> [WHAT THE EXERCISE ASKS] Count, in the entries below, the lines in which "background" occurs. Give the number, nothing more.

Dataset excerpt:
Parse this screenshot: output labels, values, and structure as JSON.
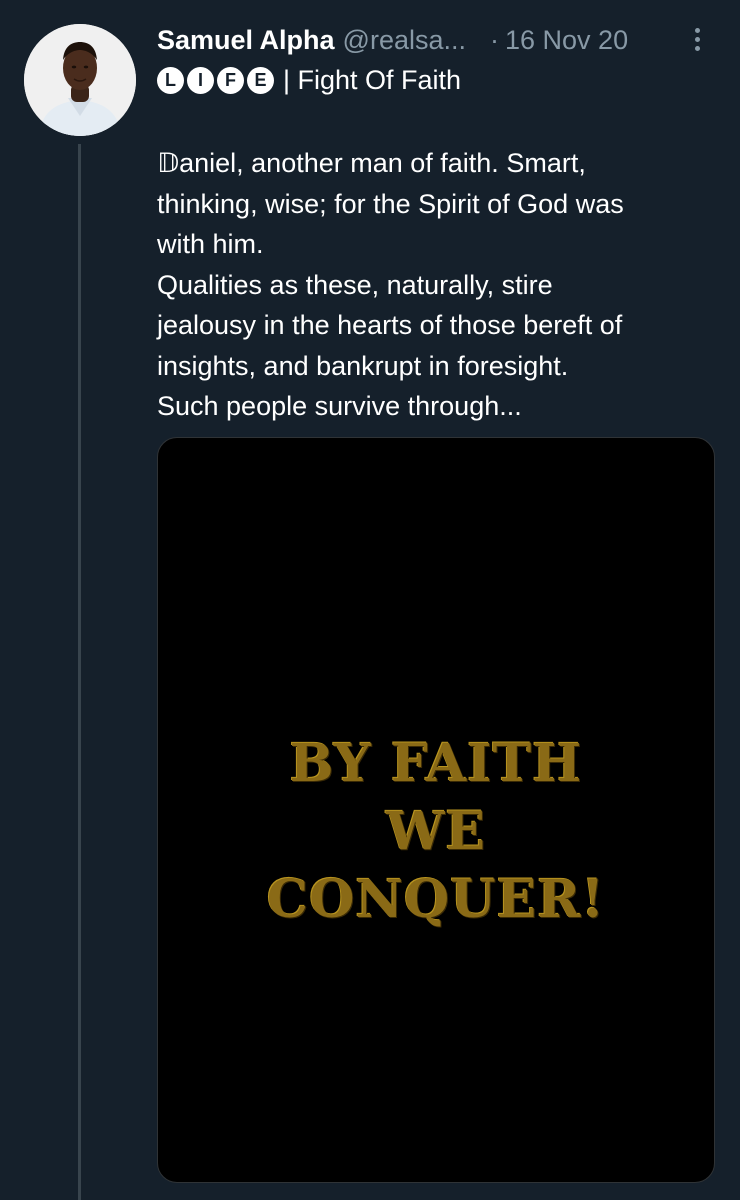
{
  "tweet": {
    "display_name": "Samuel Alpha",
    "handle": "@realsa...",
    "separator": "·",
    "date": "16 Nov 20",
    "more_icon": "more-vertical-icon",
    "badges": [
      "L",
      "I",
      "F",
      "E"
    ],
    "subtitle": "| Fight Of Faith",
    "text_lines": [
      "𝔻aniel, another man of faith. Smart,",
      "thinking, wise; for the Spirit of God was",
      "with him.",
      "Qualities as these, naturally, stire",
      "jealousy in the hearts of those bereft of",
      "insights, and bankrupt in foresight.",
      "Such people survive through..."
    ],
    "media": {
      "caption_lines": [
        "BY FAITH",
        "WE",
        "CONQUER!"
      ],
      "caption_color": "#8a6a16",
      "background": "#000000"
    }
  },
  "colors": {
    "background": "#15202b",
    "primary_text": "#ffffff",
    "secondary_text": "#8899a6",
    "thread_line": "#38444d"
  }
}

> [ANSWER TO THIS PROBLEM] 2